DATASET ENTRIES
## begin

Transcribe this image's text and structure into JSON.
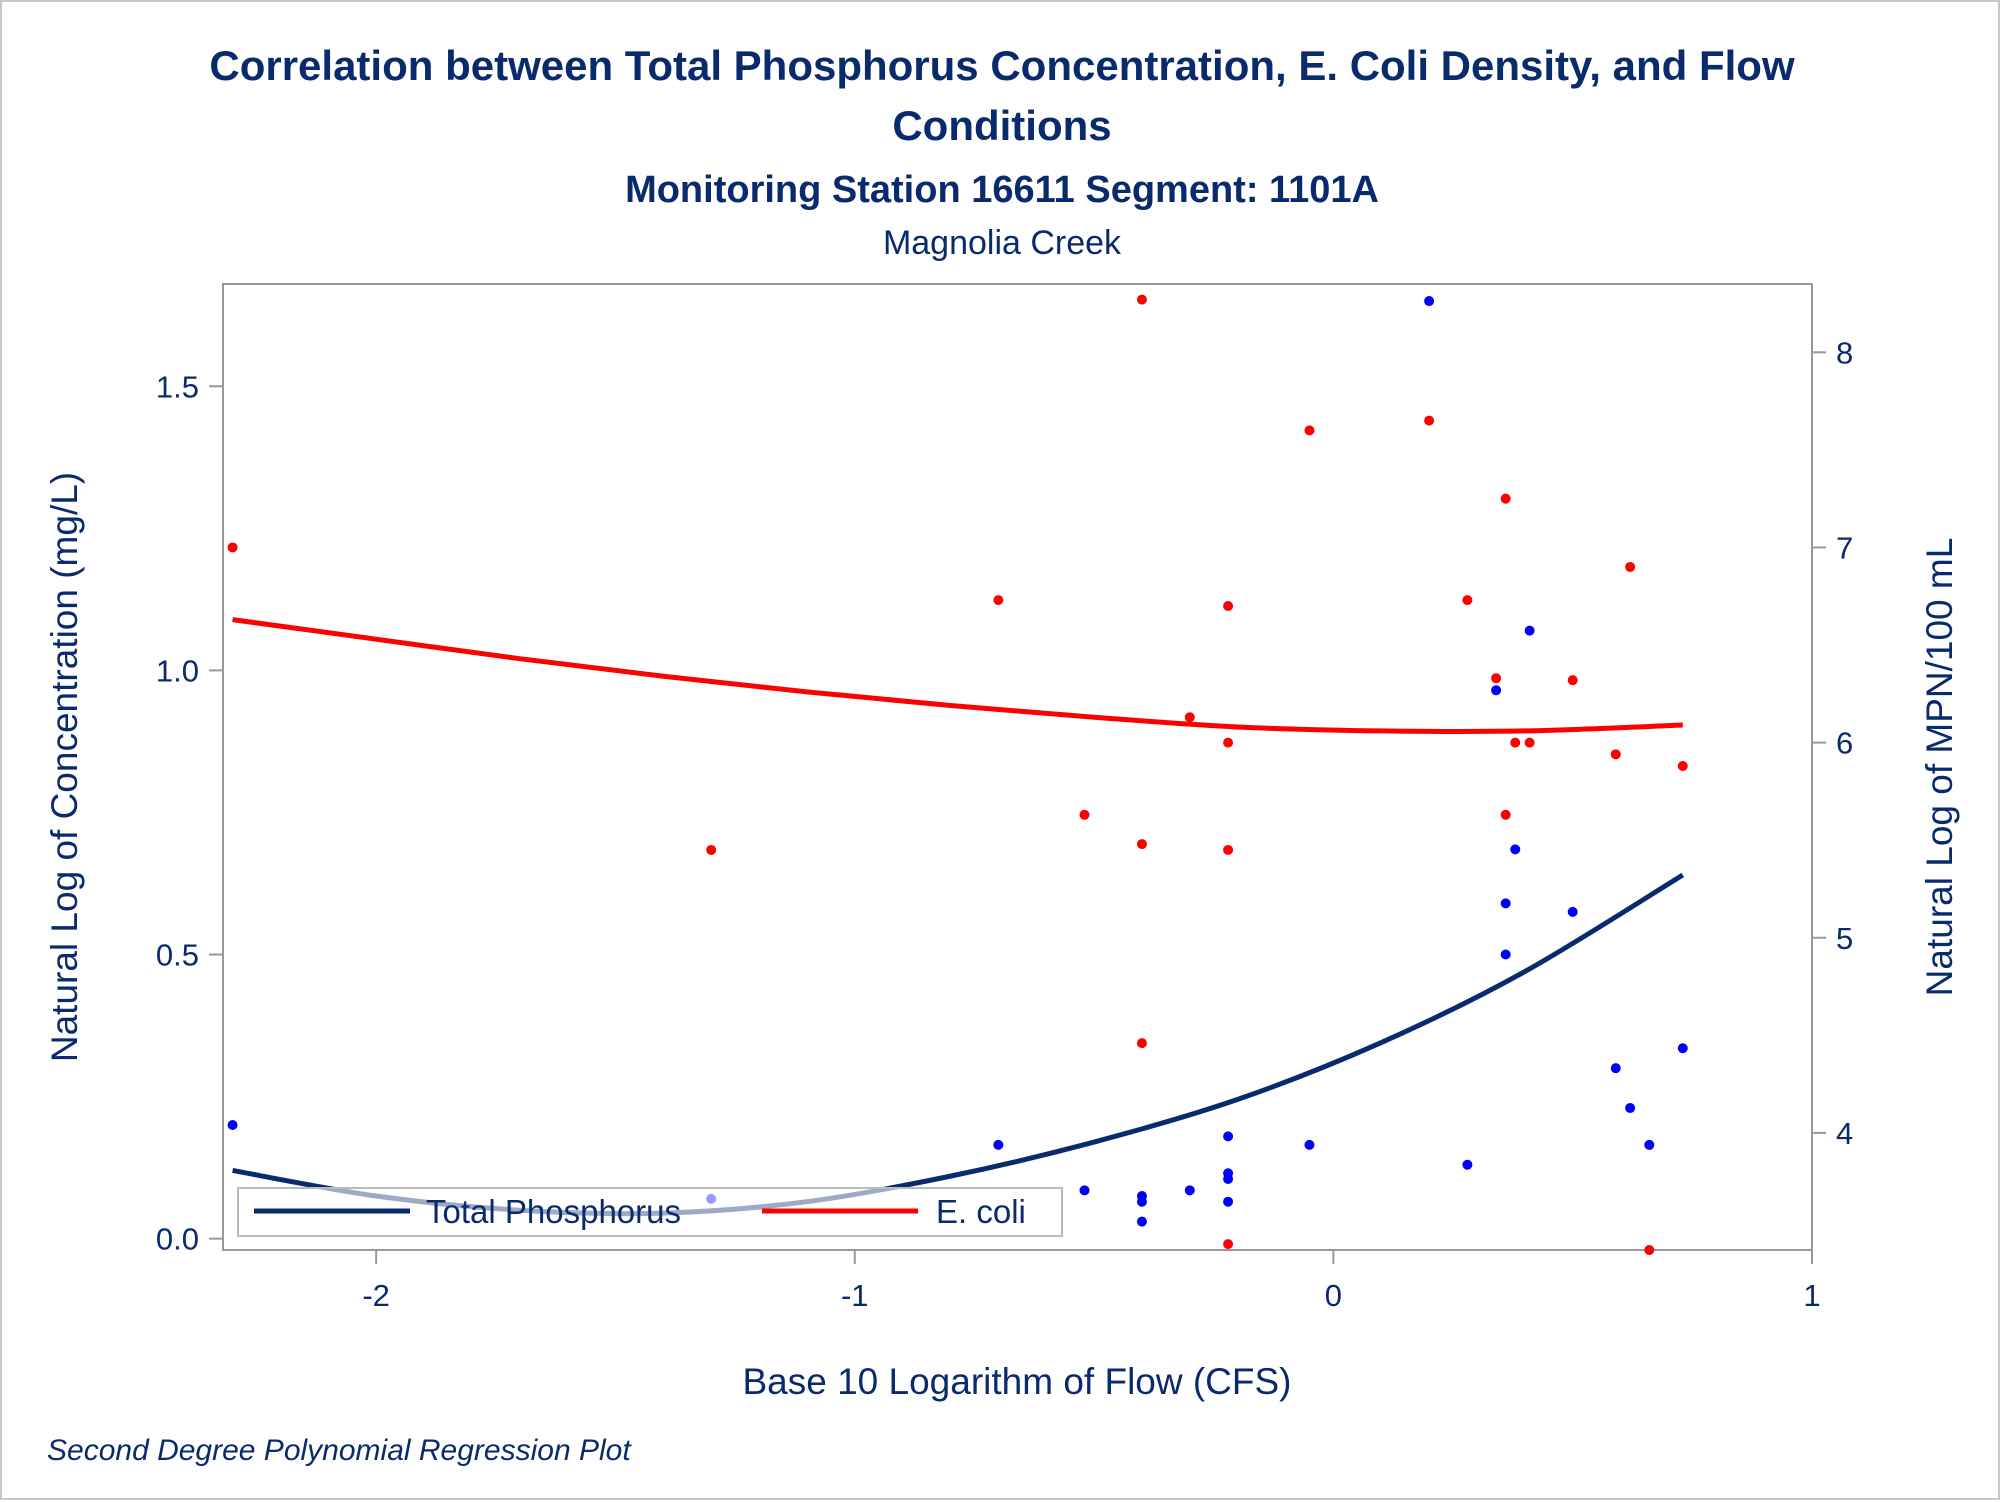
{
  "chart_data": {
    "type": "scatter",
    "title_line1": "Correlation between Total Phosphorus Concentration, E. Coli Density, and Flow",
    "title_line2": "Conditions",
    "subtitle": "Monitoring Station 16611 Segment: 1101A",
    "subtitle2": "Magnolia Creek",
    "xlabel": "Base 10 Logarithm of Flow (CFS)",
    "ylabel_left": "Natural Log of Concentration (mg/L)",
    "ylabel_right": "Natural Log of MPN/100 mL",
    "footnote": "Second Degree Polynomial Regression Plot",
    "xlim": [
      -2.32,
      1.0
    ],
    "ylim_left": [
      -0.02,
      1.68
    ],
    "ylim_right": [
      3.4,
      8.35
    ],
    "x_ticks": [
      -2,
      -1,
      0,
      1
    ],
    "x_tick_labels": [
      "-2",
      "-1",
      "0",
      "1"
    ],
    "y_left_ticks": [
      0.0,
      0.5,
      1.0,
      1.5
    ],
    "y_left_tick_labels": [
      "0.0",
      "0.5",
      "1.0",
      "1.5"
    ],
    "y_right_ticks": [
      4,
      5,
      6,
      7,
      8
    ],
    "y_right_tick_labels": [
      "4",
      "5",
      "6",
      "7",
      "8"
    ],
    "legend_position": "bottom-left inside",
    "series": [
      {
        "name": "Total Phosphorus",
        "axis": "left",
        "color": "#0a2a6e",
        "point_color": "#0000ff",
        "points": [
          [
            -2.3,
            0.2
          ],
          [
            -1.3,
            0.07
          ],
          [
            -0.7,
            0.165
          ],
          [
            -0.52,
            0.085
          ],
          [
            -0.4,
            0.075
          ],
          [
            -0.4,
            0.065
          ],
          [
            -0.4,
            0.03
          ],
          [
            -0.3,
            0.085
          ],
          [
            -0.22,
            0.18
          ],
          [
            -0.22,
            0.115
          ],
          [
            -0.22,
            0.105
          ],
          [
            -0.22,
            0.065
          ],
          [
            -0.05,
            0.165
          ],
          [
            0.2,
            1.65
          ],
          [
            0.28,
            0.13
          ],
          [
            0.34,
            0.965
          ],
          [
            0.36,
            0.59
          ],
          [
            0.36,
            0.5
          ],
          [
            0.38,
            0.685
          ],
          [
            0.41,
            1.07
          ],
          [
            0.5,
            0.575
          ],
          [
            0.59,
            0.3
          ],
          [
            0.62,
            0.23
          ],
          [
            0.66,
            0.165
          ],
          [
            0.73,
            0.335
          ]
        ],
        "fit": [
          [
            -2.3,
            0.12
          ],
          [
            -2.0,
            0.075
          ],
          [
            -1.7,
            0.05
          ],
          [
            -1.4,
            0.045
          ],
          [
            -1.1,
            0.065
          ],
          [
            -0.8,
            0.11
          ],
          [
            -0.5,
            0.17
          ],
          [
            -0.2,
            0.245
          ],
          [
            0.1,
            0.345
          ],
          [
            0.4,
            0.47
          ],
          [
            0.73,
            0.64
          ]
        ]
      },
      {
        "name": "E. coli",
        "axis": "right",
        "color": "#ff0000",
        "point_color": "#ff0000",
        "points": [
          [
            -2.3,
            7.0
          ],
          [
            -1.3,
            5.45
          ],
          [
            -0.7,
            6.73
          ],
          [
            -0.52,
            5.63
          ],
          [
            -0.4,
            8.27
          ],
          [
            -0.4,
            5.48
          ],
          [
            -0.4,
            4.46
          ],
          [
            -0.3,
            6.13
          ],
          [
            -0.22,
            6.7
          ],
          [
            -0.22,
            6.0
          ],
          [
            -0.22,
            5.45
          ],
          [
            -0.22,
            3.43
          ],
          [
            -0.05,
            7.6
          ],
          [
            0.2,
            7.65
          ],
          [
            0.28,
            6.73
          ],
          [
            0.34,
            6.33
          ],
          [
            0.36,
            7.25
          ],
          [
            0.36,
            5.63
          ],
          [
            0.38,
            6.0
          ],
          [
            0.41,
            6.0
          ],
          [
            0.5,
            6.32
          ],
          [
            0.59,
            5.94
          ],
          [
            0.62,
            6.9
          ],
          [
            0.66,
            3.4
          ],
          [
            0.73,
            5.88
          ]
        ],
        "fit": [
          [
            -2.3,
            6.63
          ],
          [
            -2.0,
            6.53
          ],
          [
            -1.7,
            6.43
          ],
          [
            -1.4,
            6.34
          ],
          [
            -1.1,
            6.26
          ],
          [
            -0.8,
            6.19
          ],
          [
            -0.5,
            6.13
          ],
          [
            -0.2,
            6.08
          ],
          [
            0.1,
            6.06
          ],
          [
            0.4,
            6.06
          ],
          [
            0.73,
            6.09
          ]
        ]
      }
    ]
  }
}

## end
## begin

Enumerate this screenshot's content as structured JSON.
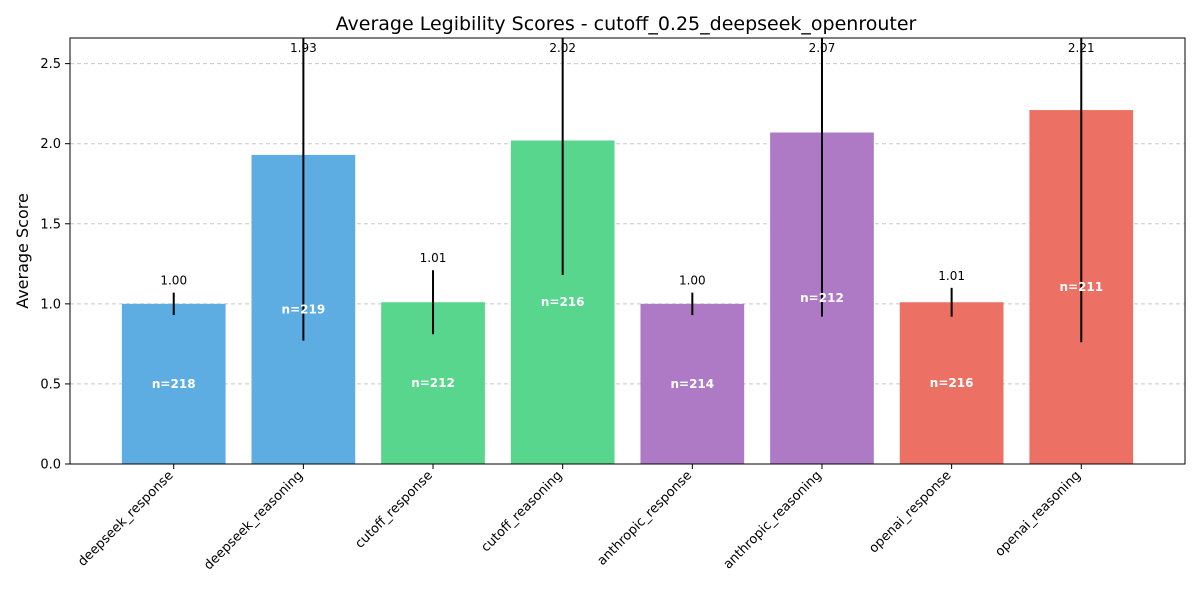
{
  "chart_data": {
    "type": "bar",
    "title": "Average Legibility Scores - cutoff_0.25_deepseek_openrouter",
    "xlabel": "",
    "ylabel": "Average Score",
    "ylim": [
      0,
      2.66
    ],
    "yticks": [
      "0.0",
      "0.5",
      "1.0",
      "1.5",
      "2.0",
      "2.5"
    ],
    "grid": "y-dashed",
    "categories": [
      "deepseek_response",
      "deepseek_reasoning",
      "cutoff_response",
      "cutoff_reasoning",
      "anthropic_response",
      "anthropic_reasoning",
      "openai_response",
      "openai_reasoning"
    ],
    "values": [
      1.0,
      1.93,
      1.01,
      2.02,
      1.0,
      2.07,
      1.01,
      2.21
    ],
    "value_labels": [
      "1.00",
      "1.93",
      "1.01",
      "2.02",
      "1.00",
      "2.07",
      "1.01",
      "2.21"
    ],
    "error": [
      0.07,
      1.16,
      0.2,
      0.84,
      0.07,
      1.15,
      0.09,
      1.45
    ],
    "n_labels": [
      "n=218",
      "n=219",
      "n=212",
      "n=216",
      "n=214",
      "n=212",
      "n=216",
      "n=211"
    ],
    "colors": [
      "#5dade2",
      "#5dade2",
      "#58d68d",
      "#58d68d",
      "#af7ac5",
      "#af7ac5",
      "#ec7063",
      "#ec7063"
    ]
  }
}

## end

EXERCISE BRIEF
Search the lines for "this". Copy each line that has it.

THE OUTPUT
Transcribe this image's text and structure into JSON.
Enumerate this screenshot's content as structured JSON.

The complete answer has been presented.